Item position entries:
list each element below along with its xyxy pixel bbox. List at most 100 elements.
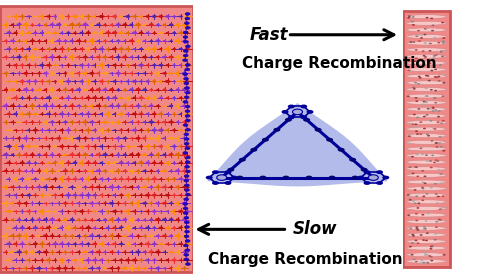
Circle shape: [418, 40, 421, 42]
Circle shape: [30, 153, 35, 156]
Circle shape: [422, 228, 426, 230]
Ellipse shape: [406, 226, 446, 230]
Circle shape: [442, 42, 444, 44]
Circle shape: [90, 202, 94, 205]
Circle shape: [415, 166, 418, 168]
Circle shape: [6, 145, 12, 148]
Circle shape: [184, 179, 189, 182]
Circle shape: [416, 116, 419, 118]
Circle shape: [185, 91, 190, 94]
Circle shape: [146, 161, 150, 164]
Circle shape: [184, 138, 189, 140]
Circle shape: [186, 193, 190, 196]
Circle shape: [93, 80, 97, 83]
Circle shape: [50, 88, 54, 91]
Circle shape: [7, 97, 11, 99]
Circle shape: [33, 242, 38, 245]
Circle shape: [136, 88, 141, 91]
Circle shape: [170, 170, 172, 172]
Circle shape: [412, 16, 414, 18]
Circle shape: [54, 64, 57, 66]
Circle shape: [428, 255, 431, 257]
Ellipse shape: [406, 253, 446, 257]
Circle shape: [442, 82, 446, 83]
Circle shape: [86, 161, 90, 164]
Circle shape: [162, 72, 167, 75]
Circle shape: [110, 40, 113, 42]
Circle shape: [80, 80, 84, 83]
Circle shape: [28, 243, 30, 245]
Circle shape: [429, 160, 432, 162]
Circle shape: [282, 176, 290, 180]
Circle shape: [415, 220, 418, 221]
Circle shape: [34, 210, 37, 212]
Circle shape: [408, 166, 412, 168]
Circle shape: [34, 97, 37, 99]
Circle shape: [33, 145, 38, 148]
Circle shape: [8, 64, 10, 66]
Circle shape: [119, 145, 124, 148]
Circle shape: [63, 267, 68, 270]
Circle shape: [106, 81, 110, 82]
Circle shape: [6, 48, 12, 50]
Circle shape: [80, 113, 84, 115]
Circle shape: [130, 235, 134, 237]
Circle shape: [50, 39, 54, 42]
Circle shape: [26, 177, 32, 180]
Circle shape: [4, 251, 8, 253]
Circle shape: [140, 129, 143, 131]
Circle shape: [156, 89, 160, 90]
Circle shape: [434, 193, 438, 195]
Circle shape: [178, 80, 183, 83]
Circle shape: [31, 24, 34, 25]
Circle shape: [433, 97, 436, 99]
Bar: [402, 11, 450, 267]
Circle shape: [80, 178, 84, 180]
Circle shape: [14, 15, 18, 18]
Circle shape: [40, 146, 43, 147]
Circle shape: [139, 31, 143, 34]
Circle shape: [38, 40, 41, 42]
Circle shape: [130, 105, 134, 107]
Circle shape: [124, 89, 126, 90]
Circle shape: [172, 145, 176, 148]
Circle shape: [149, 235, 154, 237]
Circle shape: [40, 15, 44, 18]
Circle shape: [24, 251, 28, 253]
Circle shape: [80, 64, 84, 66]
Circle shape: [416, 100, 418, 102]
Circle shape: [436, 202, 439, 204]
Circle shape: [66, 80, 71, 83]
Circle shape: [56, 23, 62, 26]
Circle shape: [364, 170, 370, 174]
Circle shape: [38, 56, 40, 58]
Circle shape: [162, 186, 167, 188]
Circle shape: [156, 186, 160, 188]
Bar: [0, 6, 192, 272]
Circle shape: [136, 137, 141, 140]
Circle shape: [96, 250, 101, 254]
Circle shape: [132, 96, 136, 99]
Circle shape: [30, 251, 34, 253]
Circle shape: [409, 227, 412, 229]
Circle shape: [314, 128, 322, 132]
Circle shape: [124, 251, 126, 253]
Circle shape: [14, 96, 18, 99]
Circle shape: [92, 242, 98, 245]
Circle shape: [422, 239, 425, 241]
Text: Slow: Slow: [292, 220, 337, 238]
Circle shape: [437, 116, 440, 117]
Circle shape: [76, 39, 81, 42]
Circle shape: [434, 68, 437, 70]
Circle shape: [442, 254, 446, 255]
Circle shape: [150, 56, 153, 58]
Circle shape: [143, 40, 146, 42]
Circle shape: [11, 154, 15, 155]
Circle shape: [180, 259, 182, 261]
Ellipse shape: [406, 259, 446, 263]
Circle shape: [136, 250, 141, 254]
Circle shape: [14, 259, 18, 261]
Circle shape: [412, 87, 416, 88]
Circle shape: [178, 226, 183, 229]
Circle shape: [4, 186, 8, 188]
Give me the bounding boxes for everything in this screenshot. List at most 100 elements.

• [CHALLENGE] Convert every line of the listing above into a numbered list, skipping blank lines. Leave the pictures out of your answer.

• [RESPONSE FOR THIS EXERCISE]
1. list each element below along with its xyxy pixel bbox. List at most 100 elements.
2. Circle shape: [418, 40, 421, 42]
3. Circle shape: [30, 153, 35, 156]
4. Circle shape: [422, 228, 426, 230]
5. Ellipse shape: [406, 226, 446, 230]
6. Circle shape: [442, 42, 444, 44]
7. Circle shape: [90, 202, 94, 205]
8. Circle shape: [415, 166, 418, 168]
9. Circle shape: [6, 145, 12, 148]
10. Circle shape: [184, 179, 189, 182]
11. Circle shape: [416, 116, 419, 118]
12. Circle shape: [185, 91, 190, 94]
13. Circle shape: [146, 161, 150, 164]
14. Circle shape: [184, 138, 189, 140]
15. Circle shape: [186, 193, 190, 196]
16. Circle shape: [93, 80, 97, 83]
17. Circle shape: [50, 88, 54, 91]
18. Circle shape: [7, 97, 11, 99]
19. Circle shape: [33, 242, 38, 245]
20. Circle shape: [136, 88, 141, 91]
21. Circle shape: [170, 170, 172, 172]
22. Circle shape: [412, 16, 414, 18]
23. Circle shape: [54, 64, 57, 66]
24. Circle shape: [428, 255, 431, 257]
25. Ellipse shape: [406, 253, 446, 257]
26. Circle shape: [442, 82, 446, 83]
27. Circle shape: [86, 161, 90, 164]
28. Circle shape: [162, 72, 167, 75]
29. Circle shape: [110, 40, 113, 42]
30. Circle shape: [80, 80, 84, 83]
31. Circle shape: [28, 243, 30, 245]
32. Circle shape: [429, 160, 432, 162]
33. Circle shape: [282, 176, 290, 180]
34. Circle shape: [415, 220, 418, 221]
35. Circle shape: [34, 210, 37, 212]
36. Circle shape: [408, 166, 412, 168]
37. Circle shape: [34, 97, 37, 99]
38. Circle shape: [33, 145, 38, 148]
39. Circle shape: [8, 64, 10, 66]
40. Circle shape: [119, 145, 124, 148]
41. Circle shape: [63, 267, 68, 270]
42. Circle shape: [106, 81, 110, 82]
43. Circle shape: [6, 48, 12, 50]
44. Circle shape: [80, 113, 84, 115]
45. Circle shape: [130, 235, 134, 237]
46. Circle shape: [50, 39, 54, 42]
47. Circle shape: [26, 177, 32, 180]
48. Circle shape: [4, 251, 8, 253]
49. Circle shape: [140, 129, 143, 131]
50. Circle shape: [156, 89, 160, 90]
51. Circle shape: [434, 193, 438, 195]
52. Circle shape: [178, 80, 183, 83]
53. Circle shape: [31, 24, 34, 25]
54. Circle shape: [433, 97, 436, 99]
55. Bar: [402, 11, 450, 267]
56. Circle shape: [80, 178, 84, 180]
57. Circle shape: [14, 15, 18, 18]
58. Circle shape: [40, 146, 43, 147]
59. Circle shape: [139, 31, 143, 34]
60. Circle shape: [38, 40, 41, 42]
61. Circle shape: [130, 105, 134, 107]
62. Circle shape: [124, 89, 126, 90]
63. Circle shape: [172, 145, 176, 148]
64. Circle shape: [149, 235, 154, 237]
65. Circle shape: [40, 15, 44, 18]
66. Circle shape: [24, 251, 28, 253]
67. Circle shape: [80, 64, 84, 66]
68. Circle shape: [416, 100, 418, 102]
69. Circle shape: [436, 202, 439, 204]
70. Circle shape: [66, 80, 71, 83]
71. Circle shape: [56, 23, 62, 26]
72. Circle shape: [364, 170, 370, 174]
73. Circle shape: [38, 56, 40, 58]
74. Circle shape: [162, 186, 167, 188]
75. Circle shape: [156, 186, 160, 188]
76. Bar: [0, 6, 192, 272]
77. Circle shape: [136, 137, 141, 140]
78. Circle shape: [96, 250, 101, 254]
79. Circle shape: [132, 96, 136, 99]
80. Circle shape: [30, 251, 34, 253]
81. Circle shape: [409, 227, 412, 229]
82. Circle shape: [314, 128, 322, 132]
83. Circle shape: [124, 251, 126, 253]
84. Circle shape: [14, 96, 18, 99]
85. Circle shape: [92, 242, 98, 245]
86. Circle shape: [422, 239, 425, 241]
87. Text: Slow: Slow: [292, 220, 337, 238]
88. Circle shape: [437, 116, 440, 117]
89. Circle shape: [76, 39, 81, 42]
90. Circle shape: [434, 68, 437, 70]
91. Circle shape: [442, 254, 446, 255]
92. Circle shape: [150, 56, 153, 58]
93. Circle shape: [143, 40, 146, 42]
94. Circle shape: [11, 154, 15, 155]
95. Circle shape: [180, 259, 182, 261]
96. Ellipse shape: [406, 259, 446, 263]
97. Circle shape: [136, 250, 141, 254]
98. Circle shape: [14, 259, 18, 261]
99. Circle shape: [412, 87, 416, 88]
100. Circle shape: [178, 226, 183, 229]
101. Circle shape: [4, 186, 8, 188]
102. Give me the bounding boxes for everything in this screenshot. List at most 100 elements.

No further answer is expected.